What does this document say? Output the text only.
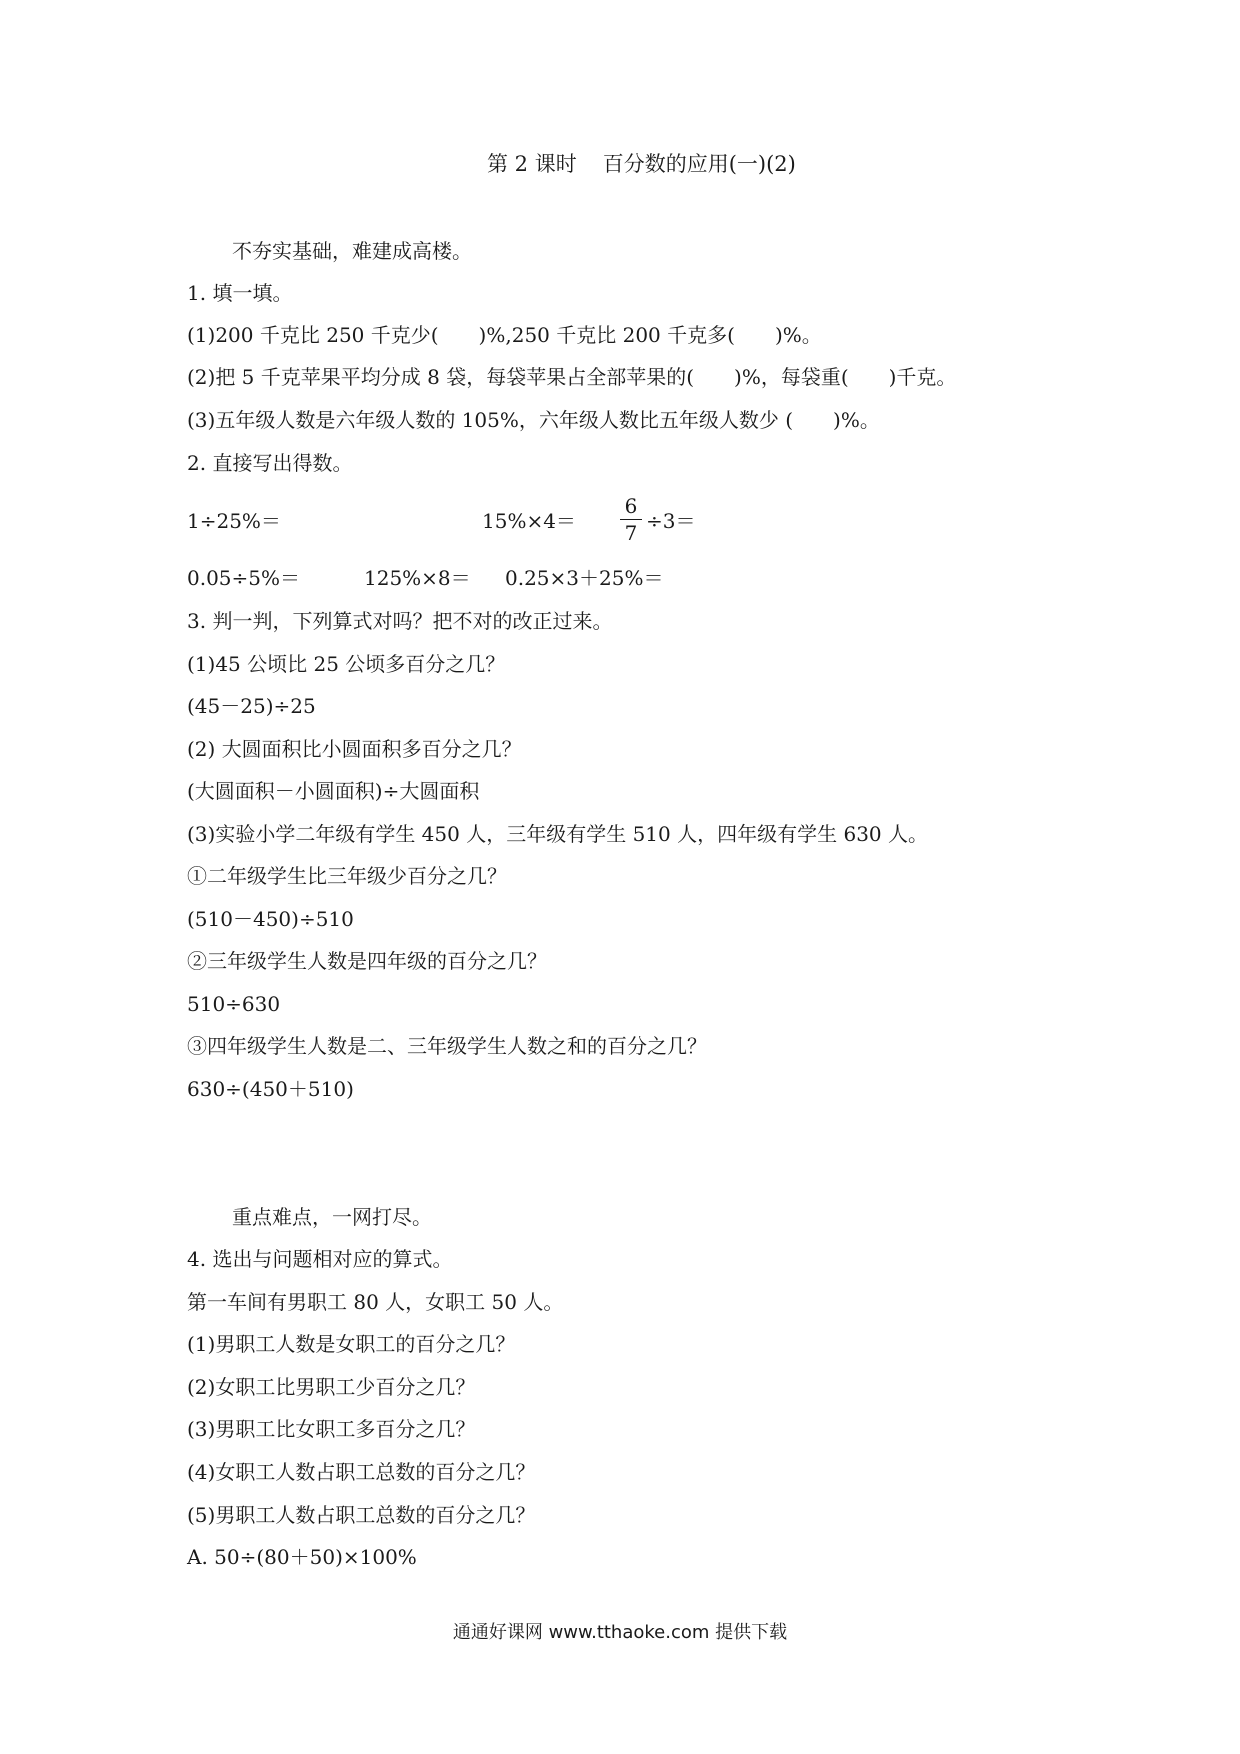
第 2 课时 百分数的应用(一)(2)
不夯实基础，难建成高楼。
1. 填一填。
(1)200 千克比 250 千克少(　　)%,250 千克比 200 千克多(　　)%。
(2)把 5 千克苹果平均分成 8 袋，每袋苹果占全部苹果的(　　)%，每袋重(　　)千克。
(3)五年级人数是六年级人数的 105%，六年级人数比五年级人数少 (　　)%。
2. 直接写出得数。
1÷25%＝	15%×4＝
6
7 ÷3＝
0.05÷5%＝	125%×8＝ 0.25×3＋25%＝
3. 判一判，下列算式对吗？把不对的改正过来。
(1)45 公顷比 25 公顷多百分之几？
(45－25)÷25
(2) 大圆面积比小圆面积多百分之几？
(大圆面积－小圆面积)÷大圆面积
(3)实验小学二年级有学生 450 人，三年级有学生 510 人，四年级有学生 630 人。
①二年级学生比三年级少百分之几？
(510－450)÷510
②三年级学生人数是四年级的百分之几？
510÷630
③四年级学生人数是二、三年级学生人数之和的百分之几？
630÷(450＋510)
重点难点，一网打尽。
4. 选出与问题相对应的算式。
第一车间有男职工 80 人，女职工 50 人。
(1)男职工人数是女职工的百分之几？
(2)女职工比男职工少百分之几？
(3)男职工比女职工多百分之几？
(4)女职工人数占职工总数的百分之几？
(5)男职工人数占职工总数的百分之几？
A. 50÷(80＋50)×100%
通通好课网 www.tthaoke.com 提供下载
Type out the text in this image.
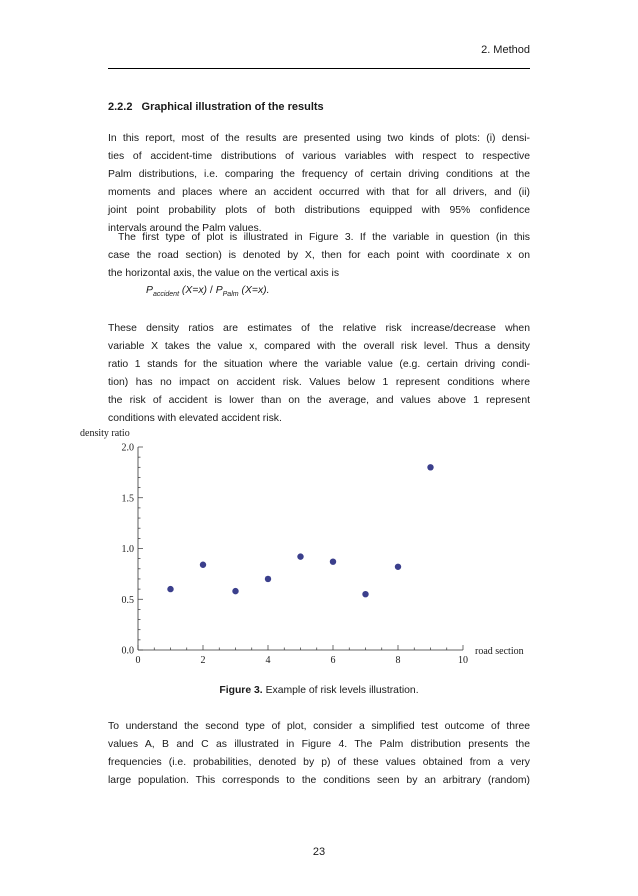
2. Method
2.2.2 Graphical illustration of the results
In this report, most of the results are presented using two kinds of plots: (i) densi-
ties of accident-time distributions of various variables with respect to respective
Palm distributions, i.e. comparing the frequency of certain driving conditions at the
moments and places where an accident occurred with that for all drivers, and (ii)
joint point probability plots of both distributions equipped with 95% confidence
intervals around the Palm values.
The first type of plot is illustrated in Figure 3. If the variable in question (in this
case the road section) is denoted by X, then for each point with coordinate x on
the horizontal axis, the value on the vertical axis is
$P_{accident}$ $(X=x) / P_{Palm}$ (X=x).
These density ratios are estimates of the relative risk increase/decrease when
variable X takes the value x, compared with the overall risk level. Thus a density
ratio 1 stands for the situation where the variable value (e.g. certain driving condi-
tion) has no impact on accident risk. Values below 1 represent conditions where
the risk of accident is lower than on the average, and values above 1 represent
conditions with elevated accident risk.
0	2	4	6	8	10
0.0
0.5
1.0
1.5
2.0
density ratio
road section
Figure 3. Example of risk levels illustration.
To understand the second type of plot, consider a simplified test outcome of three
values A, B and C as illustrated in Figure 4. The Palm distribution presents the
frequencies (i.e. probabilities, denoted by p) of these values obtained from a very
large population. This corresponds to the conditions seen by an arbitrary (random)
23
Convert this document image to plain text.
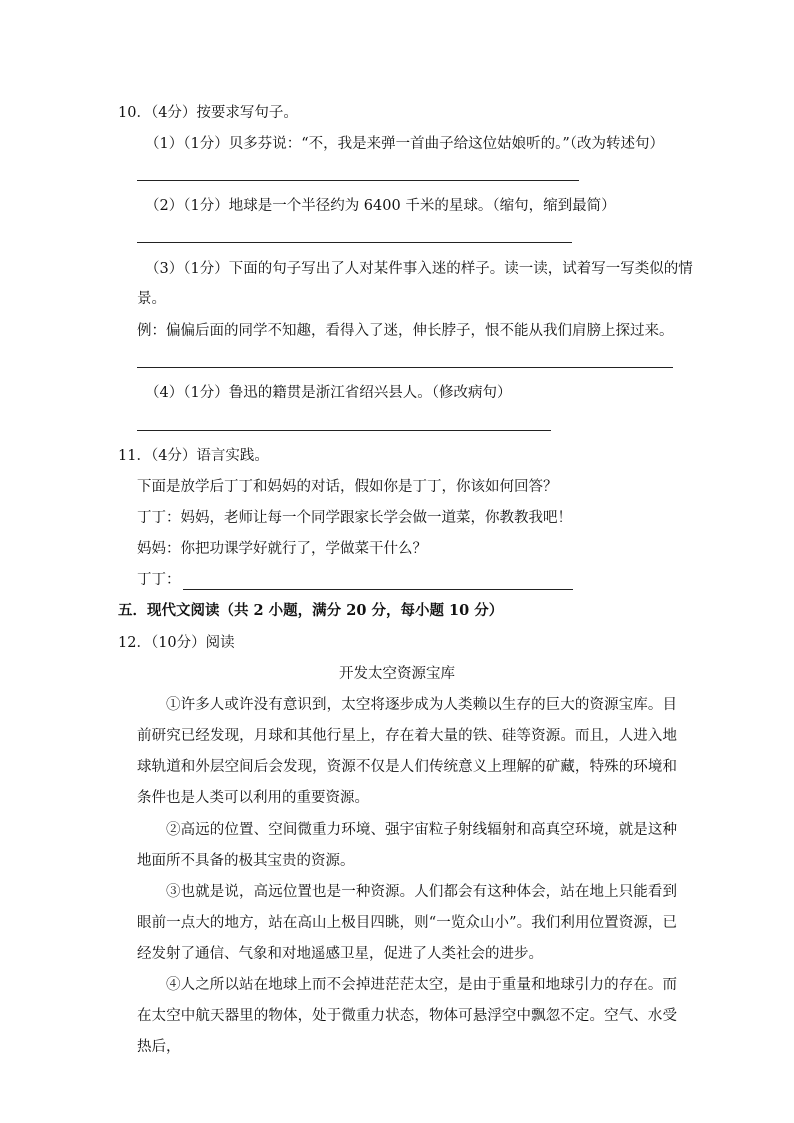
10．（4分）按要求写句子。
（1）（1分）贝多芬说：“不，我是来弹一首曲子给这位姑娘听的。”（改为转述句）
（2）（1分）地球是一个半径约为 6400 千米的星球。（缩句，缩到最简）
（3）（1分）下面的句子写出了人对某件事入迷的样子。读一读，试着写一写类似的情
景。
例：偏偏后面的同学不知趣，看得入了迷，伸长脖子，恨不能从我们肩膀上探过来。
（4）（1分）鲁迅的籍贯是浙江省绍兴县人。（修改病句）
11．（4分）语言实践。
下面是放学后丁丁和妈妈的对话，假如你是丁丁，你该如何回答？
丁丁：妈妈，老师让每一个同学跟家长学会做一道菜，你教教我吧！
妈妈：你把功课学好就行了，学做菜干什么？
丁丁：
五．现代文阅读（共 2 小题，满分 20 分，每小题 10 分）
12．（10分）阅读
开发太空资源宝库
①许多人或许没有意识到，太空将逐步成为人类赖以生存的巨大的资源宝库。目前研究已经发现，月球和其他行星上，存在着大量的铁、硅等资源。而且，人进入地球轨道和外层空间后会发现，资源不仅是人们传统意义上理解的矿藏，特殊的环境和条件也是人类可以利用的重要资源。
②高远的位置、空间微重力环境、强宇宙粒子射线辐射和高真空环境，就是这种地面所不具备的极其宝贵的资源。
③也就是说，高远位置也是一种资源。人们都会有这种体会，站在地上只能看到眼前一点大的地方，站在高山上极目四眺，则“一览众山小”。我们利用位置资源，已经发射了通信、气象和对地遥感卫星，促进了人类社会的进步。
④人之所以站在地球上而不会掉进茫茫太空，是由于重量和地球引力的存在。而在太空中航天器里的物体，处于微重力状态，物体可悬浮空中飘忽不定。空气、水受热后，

---*---

**What is being asked**: Scan the data for the word "illustrated" and copy every line where it shows up.

**Final result**:
The first type of plot is illustrated in Figure 3. If the variable in question (in this
values A, B and C as illustrated in Figure 4. The Palm distribution presents the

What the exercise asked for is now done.